• TRECHO:
::::

É preciso ser muito otimista para achar que uma linha tão grande e que remonta aos tempos da finada estatal CMTC funciona bem. Uma viagem de ponta a ponta levanta suspeitas que parecem se confirmar diante do seccionamento proposto pela SPTrans: a linha tem perfis de demanda distintos, desempenhando funções de alimentadora e estruturadora ao mesmo tempo.
A proposta da SPTrans para o novo edital é dividir a 574J-10 em duas linhas: Terminal Vila Carrão-Metrô Sacomã e Metrô Sacomã-Metrô Conceição, a primeira com cerca de 15 km de extensão e a segunda com cerca de 10 km de extensão.
Como usuário e estudante de planejamento territorial, minha expectativa é que uma operação racionalizada reduza a formação de buracos no carrossel, quando há o famigerado enfileiramento de ônibus em um ponto da linha, enquanto em outro ponto faltam ônibus, como veremos na seção seguinte.
Operação esburacada
Na última quinta-feira, 13/12/2018, a operação da 574J-10 apresentou um buraco na casa dos 40 minutos no contra-fluxo (sentido Metrô Conceição), que começou pouco antes das 17h, horário a partir do qual o intervalo deveria ser de no máximo 10 minutos. O resultado foi uma superlotação digna do horário de pico matutino e passageiros insatisfeitos por amargarem mais de meia hora no ponto.
Para a identificação do buraco, o uso da tecnologia foi um alento. Como podemos ver nas capturas de tela a seguir, o aplicativo Trafi permitiu a visualização do comportamento da linha naquele momento, em tempo real, a partir de dados dos aparelhos de GPS dos ônibus, que são coletados pela SPTrans e integram o chamado sistema Olho Vivo. Um indicador pulsante é sempre utilizado pelo Trafi para confirmar a presença de dados em tempo real.

::::

• AÇÕES NECESSÁRIAS:
[A] No trecho sobre a linha 574J-10, qual é a extensão aproximada da linha Metrô Sacomã-Metrô Conceição proposta pela SPTrans?
[B] Como fica em inglês esta frase do trecho: "Um indicador pulsante é sempre utilizado pelo Trafi para confirmar a presença de dados em tempo real."?

• REGISTROS DE DADOS:
::::

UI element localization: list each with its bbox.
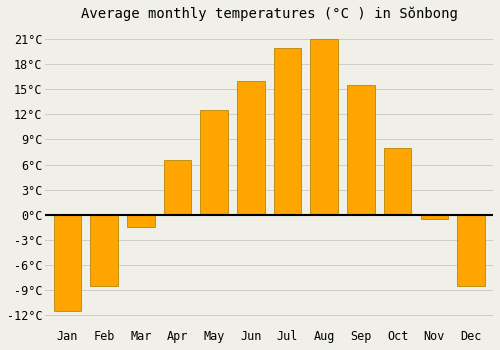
Bar — [420, 215, 448, 219]
Bar — [310, 39, 338, 215]
Bar — [127, 215, 154, 227]
Bar — [54, 215, 81, 310]
Bar — [164, 160, 191, 215]
Bar — [90, 215, 118, 286]
Title: Average monthly temperatures (°C ) in Sŏnbong: Average monthly temperatures (°C ) in Sŏ… — [81, 7, 458, 21]
Bar — [237, 81, 264, 215]
Bar — [347, 85, 374, 215]
Bar — [458, 215, 485, 286]
Bar — [200, 110, 228, 215]
Bar — [384, 148, 411, 215]
Bar — [274, 48, 301, 215]
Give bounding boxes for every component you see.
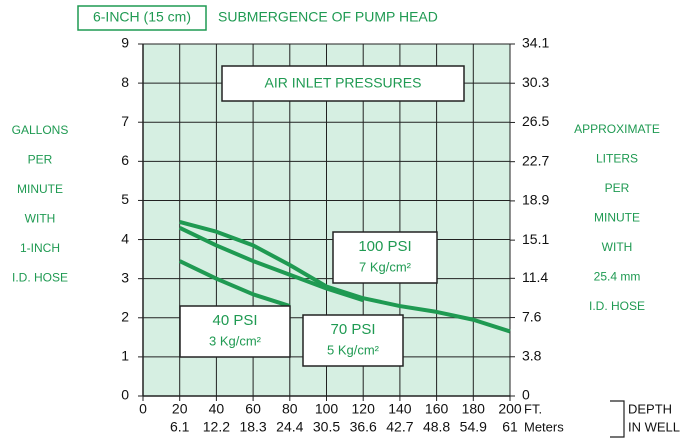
y2-tick-label: 3.8 [522, 347, 542, 363]
series-unit: 5 Kg/cm² [327, 342, 380, 357]
y2-label: 25.4 mm [594, 270, 641, 284]
y2-tick-label: 22.7 [522, 152, 549, 168]
y2-tick-label: 7.6 [522, 308, 542, 324]
y-tick-label: 1 [121, 348, 129, 364]
x2-tick-label: 18.3 [239, 419, 266, 435]
x2-tick-label: 30.5 [313, 419, 340, 435]
x2-tick-label: 61 [502, 419, 518, 435]
y-tick-label: 3 [121, 269, 129, 285]
x-tick-label: 80 [282, 401, 298, 417]
subtitle-box [77, 5, 207, 31]
y-tick-label: 0 [121, 387, 129, 403]
series-line [178, 226, 364, 303]
series-name: 70 PSI [330, 321, 375, 338]
annotation-box [221, 65, 465, 102]
x2-tick-label: 6.1 [170, 419, 190, 435]
depth-label: IN WELL [628, 419, 680, 434]
x-tick-label: 60 [245, 401, 261, 417]
y-tick-label: 4 [121, 230, 129, 246]
y-label: PER [28, 153, 53, 167]
y2-label: APPROXIMATE [574, 122, 660, 136]
x-label: FT. [524, 401, 542, 416]
x2-tick-label: 42.7 [386, 419, 413, 435]
x-tick-label: 120 [352, 401, 376, 417]
series-line [178, 259, 291, 308]
series-label-box [332, 231, 438, 284]
y2-tick-label: 34.1 [522, 35, 549, 51]
x2-tick-label: 48.8 [423, 419, 450, 435]
y2-tick-label: 26.5 [522, 113, 549, 129]
y-label: 1-INCH [20, 241, 60, 255]
series-label-box [302, 314, 404, 367]
series-name: 40 PSI [212, 312, 257, 329]
x-tick-label: 40 [209, 401, 225, 417]
y-label: I.D. HOSE [12, 271, 68, 285]
x-tick-label: 100 [315, 401, 339, 417]
y2-tick-label: 18.9 [522, 192, 549, 208]
x-tick-label: 200 [498, 401, 522, 417]
x2-tick-label: 54.9 [460, 419, 487, 435]
series-unit: 3 Kg/cm² [209, 333, 262, 348]
subtitle: 6-INCH (15 cm) [93, 9, 191, 25]
x2-tick-label: 12.2 [203, 419, 230, 435]
y-tick-label: 6 [121, 152, 129, 168]
annotation: AIR INLET PRESSURES [265, 75, 422, 91]
x2-tick-label: 36.6 [350, 419, 377, 435]
series-label-box [179, 305, 291, 358]
y-label: WITH [25, 212, 56, 226]
series-unit: 7 Kg/cm² [359, 259, 412, 274]
y2-tick-label: 30.3 [522, 74, 549, 90]
y2-label: PER [605, 181, 630, 195]
bracket [610, 400, 625, 438]
depth-label: DEPTH [628, 401, 672, 416]
y-tick-label: 5 [121, 191, 129, 207]
x2-label: Meters [524, 419, 564, 434]
y2-label: MINUTE [594, 211, 640, 225]
chart-title: SUBMERGENCE OF PUMP HEAD [218, 9, 438, 25]
series-name: 100 PSI [358, 238, 411, 255]
y2-label: WITH [602, 240, 633, 254]
y-tick-label: 8 [121, 74, 129, 90]
y-tick-label: 9 [121, 35, 129, 51]
y-label: MINUTE [17, 182, 63, 196]
x-tick-label: 140 [388, 401, 412, 417]
y-tick-label: 2 [121, 308, 129, 324]
y2-tick-label: 0 [522, 387, 530, 403]
x-tick-label: 160 [425, 401, 449, 417]
y2-tick-label: 11.4 [522, 269, 548, 285]
x-tick-label: 20 [172, 401, 188, 417]
y2-tick-label: 15.1 [522, 231, 549, 247]
y-tick-label: 7 [121, 113, 129, 129]
y2-label: LITERS [596, 152, 638, 166]
x-tick-label: 180 [462, 401, 486, 417]
x2-tick-label: 24.4 [276, 419, 303, 435]
x-tick-label: 0 [139, 401, 147, 417]
y-label: GALLONS [12, 123, 69, 137]
y2-label: I.D. HOSE [589, 299, 645, 313]
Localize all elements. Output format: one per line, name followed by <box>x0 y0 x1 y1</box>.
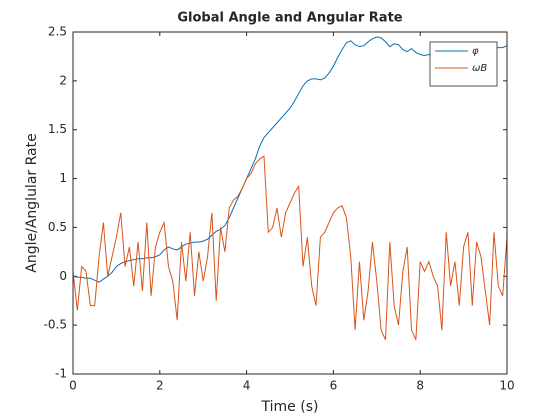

::::

• RESULTADOS:
[A] Cerca de 10 km.

[B] A pulsing indicator is always used by Trafi to confirm the presence of real-time data.